> **Prompt**
Read the listing below and copy out every line that holds "NaCl".

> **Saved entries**
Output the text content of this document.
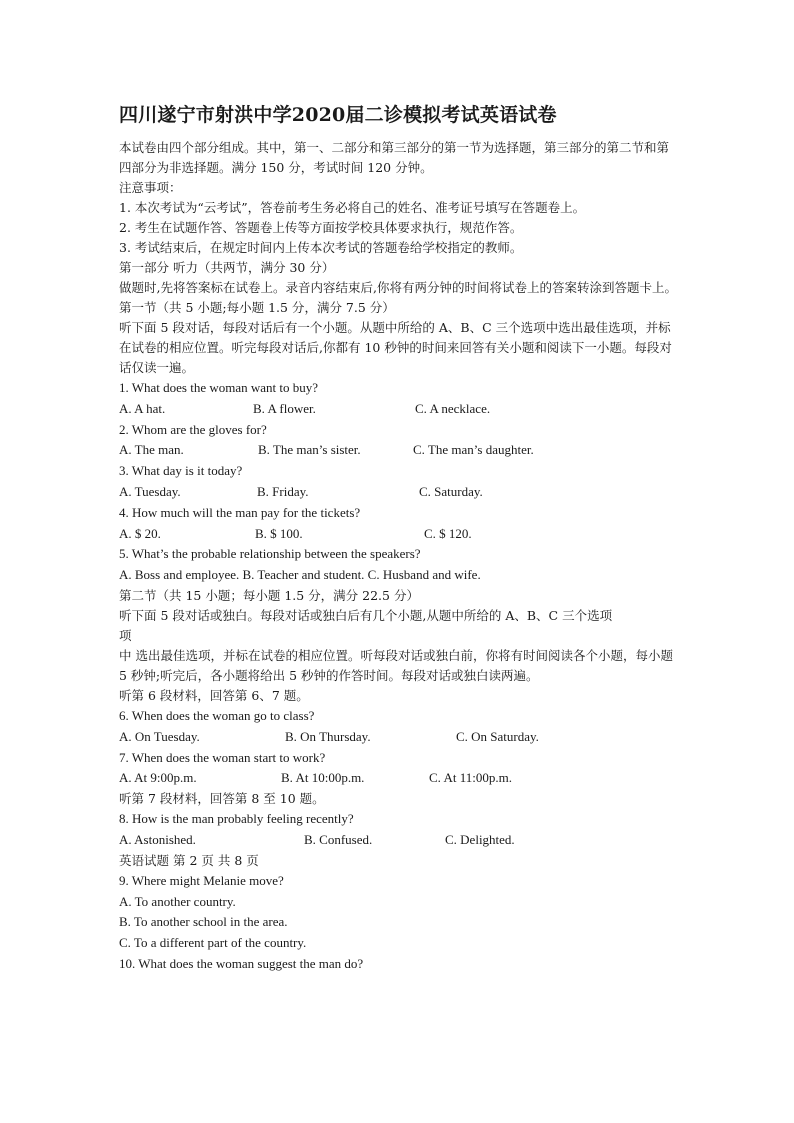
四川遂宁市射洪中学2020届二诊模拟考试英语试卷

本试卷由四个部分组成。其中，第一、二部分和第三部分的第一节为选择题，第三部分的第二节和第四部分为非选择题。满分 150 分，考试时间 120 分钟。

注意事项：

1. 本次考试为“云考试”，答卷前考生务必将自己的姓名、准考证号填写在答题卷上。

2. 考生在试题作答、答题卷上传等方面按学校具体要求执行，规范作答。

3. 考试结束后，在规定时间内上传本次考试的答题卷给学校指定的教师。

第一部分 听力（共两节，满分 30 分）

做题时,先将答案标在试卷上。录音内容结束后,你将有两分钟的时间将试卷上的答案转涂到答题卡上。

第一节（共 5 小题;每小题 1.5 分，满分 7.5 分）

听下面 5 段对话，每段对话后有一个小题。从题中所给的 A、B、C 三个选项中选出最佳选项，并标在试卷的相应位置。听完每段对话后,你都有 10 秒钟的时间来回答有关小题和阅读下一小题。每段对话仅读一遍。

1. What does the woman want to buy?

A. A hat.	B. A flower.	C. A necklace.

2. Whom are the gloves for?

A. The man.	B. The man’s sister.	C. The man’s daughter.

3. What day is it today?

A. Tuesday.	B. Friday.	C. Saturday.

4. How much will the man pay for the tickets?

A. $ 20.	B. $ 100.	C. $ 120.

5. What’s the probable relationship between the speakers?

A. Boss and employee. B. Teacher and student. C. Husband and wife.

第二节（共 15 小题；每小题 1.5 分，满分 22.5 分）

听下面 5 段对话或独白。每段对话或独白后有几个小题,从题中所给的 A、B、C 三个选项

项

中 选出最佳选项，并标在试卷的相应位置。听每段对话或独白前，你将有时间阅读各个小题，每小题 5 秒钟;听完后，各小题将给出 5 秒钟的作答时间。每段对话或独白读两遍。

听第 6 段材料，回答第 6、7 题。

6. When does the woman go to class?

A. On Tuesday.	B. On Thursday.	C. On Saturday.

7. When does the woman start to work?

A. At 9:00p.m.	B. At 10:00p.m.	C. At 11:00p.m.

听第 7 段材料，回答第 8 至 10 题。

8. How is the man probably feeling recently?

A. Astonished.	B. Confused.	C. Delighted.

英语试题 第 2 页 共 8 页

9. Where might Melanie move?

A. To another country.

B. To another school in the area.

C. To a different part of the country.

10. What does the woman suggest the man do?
==
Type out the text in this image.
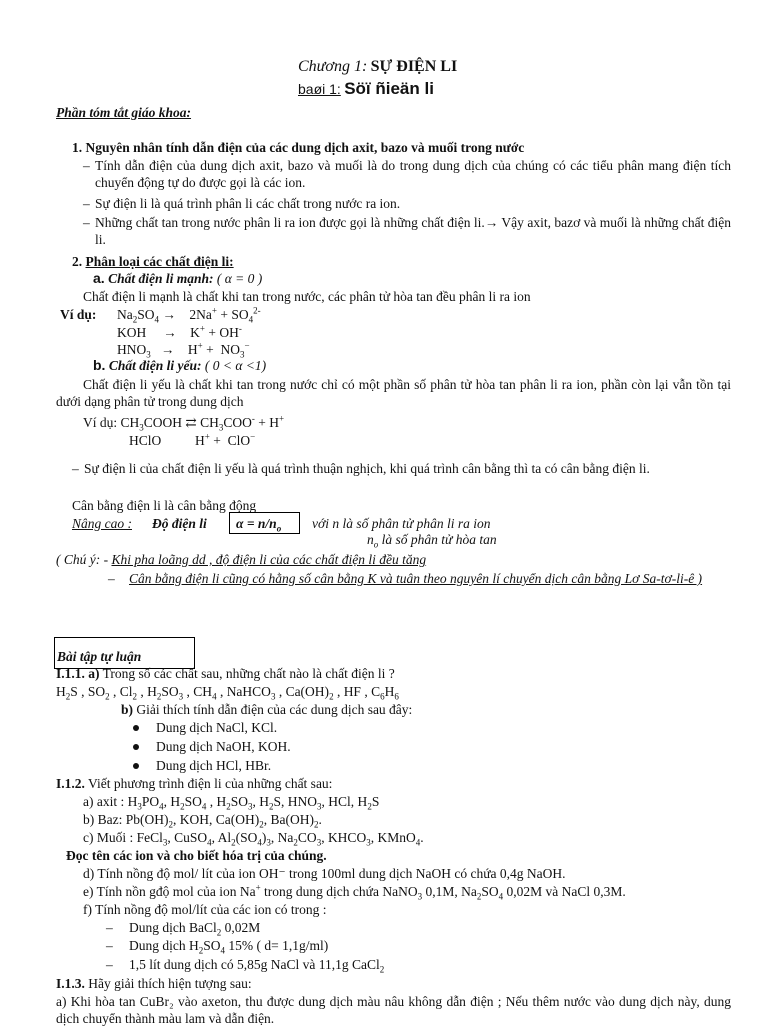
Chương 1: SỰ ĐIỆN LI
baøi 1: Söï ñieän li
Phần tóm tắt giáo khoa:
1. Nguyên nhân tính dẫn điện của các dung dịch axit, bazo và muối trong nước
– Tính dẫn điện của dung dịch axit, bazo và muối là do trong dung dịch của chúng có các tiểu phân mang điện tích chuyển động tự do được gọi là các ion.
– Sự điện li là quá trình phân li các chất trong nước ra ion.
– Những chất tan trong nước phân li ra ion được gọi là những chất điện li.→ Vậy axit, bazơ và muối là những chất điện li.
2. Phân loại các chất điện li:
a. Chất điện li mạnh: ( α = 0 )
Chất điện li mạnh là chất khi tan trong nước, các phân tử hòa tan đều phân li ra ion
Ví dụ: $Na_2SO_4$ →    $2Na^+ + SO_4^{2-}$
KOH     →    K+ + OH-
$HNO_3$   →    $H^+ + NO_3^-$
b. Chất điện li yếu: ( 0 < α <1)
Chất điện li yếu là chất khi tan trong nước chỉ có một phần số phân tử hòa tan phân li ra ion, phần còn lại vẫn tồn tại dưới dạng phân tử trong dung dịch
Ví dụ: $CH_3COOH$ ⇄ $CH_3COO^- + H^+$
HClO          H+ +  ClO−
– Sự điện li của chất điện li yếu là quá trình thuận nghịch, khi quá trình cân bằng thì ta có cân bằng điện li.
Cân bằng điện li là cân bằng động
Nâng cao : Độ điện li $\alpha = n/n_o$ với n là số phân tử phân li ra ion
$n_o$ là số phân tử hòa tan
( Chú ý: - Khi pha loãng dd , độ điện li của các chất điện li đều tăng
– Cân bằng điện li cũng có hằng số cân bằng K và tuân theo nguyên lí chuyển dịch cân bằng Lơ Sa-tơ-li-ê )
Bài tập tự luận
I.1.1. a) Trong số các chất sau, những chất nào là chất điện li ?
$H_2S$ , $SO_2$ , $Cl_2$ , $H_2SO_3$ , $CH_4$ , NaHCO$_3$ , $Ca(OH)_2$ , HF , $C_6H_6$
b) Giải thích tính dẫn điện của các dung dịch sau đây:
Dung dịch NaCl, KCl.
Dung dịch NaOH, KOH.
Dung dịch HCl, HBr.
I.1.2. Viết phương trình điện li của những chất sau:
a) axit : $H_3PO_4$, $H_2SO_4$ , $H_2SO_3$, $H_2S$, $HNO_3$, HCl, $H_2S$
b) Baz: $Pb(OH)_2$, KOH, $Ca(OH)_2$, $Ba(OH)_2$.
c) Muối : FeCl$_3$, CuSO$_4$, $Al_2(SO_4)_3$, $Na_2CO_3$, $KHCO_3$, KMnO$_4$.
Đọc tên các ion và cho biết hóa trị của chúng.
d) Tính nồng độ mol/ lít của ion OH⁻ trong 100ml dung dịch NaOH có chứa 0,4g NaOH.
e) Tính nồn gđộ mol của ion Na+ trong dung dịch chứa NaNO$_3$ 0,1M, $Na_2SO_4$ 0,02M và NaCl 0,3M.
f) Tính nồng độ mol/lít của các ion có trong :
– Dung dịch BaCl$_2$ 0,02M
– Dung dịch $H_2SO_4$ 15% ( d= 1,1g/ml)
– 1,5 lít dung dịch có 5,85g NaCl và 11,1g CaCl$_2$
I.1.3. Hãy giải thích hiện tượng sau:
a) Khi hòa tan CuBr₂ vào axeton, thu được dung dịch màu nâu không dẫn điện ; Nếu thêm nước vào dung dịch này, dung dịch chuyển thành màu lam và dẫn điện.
* * *
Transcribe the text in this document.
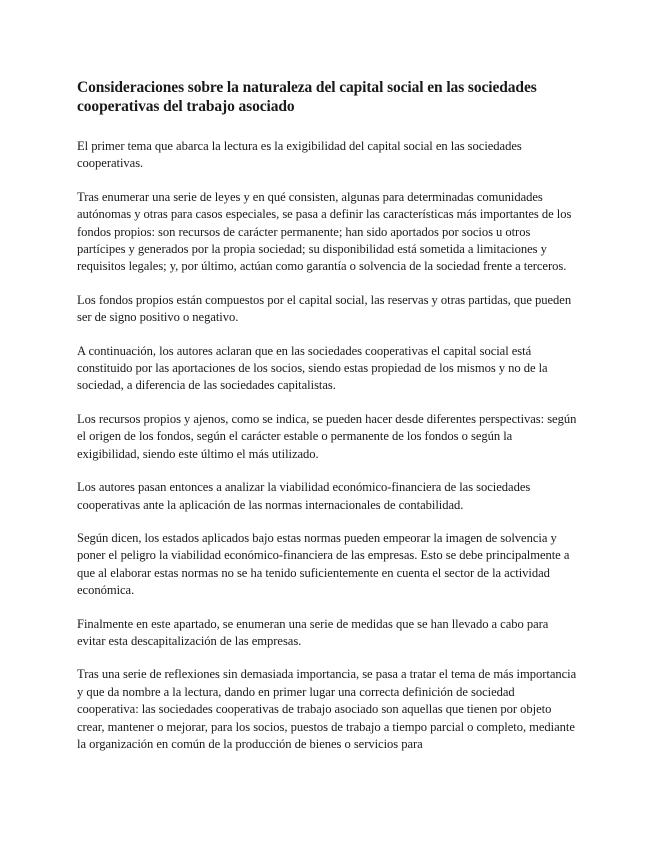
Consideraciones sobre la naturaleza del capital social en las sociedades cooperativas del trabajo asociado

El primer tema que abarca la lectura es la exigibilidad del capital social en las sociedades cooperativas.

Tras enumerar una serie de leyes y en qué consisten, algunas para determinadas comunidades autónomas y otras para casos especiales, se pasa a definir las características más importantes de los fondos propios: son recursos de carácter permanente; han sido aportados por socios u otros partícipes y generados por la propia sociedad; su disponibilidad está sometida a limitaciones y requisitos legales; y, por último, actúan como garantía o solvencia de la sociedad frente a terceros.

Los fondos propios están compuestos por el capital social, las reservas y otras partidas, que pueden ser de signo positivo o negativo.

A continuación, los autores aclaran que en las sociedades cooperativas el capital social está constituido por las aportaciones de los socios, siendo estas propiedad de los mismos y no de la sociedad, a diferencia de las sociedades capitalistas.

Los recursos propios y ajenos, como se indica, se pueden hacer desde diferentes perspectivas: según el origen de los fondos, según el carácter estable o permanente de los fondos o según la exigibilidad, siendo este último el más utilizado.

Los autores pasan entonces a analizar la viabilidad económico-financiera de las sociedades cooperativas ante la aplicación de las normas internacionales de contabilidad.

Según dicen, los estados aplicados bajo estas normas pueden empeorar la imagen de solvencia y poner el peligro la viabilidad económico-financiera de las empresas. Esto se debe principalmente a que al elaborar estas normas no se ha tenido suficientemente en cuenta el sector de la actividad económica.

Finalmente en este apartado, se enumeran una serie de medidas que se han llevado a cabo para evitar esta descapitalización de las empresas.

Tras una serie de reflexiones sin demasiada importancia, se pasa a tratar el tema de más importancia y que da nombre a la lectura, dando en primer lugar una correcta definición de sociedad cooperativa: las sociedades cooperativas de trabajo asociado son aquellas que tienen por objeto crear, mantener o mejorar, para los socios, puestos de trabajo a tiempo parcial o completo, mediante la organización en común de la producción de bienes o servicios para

> **Output for this exercise**
Dung dịch NaCl, KCl.
e) Tính nồn gđộ mol của ion Na+ trong dung dịch chứa NaNO$_3$ 0,1M, $Na_2SO_4$ 0,02M và NaCl 0,3M.
– 1,5 lít dung dịch có 5,85g NaCl và 11,1g CaCl$_2$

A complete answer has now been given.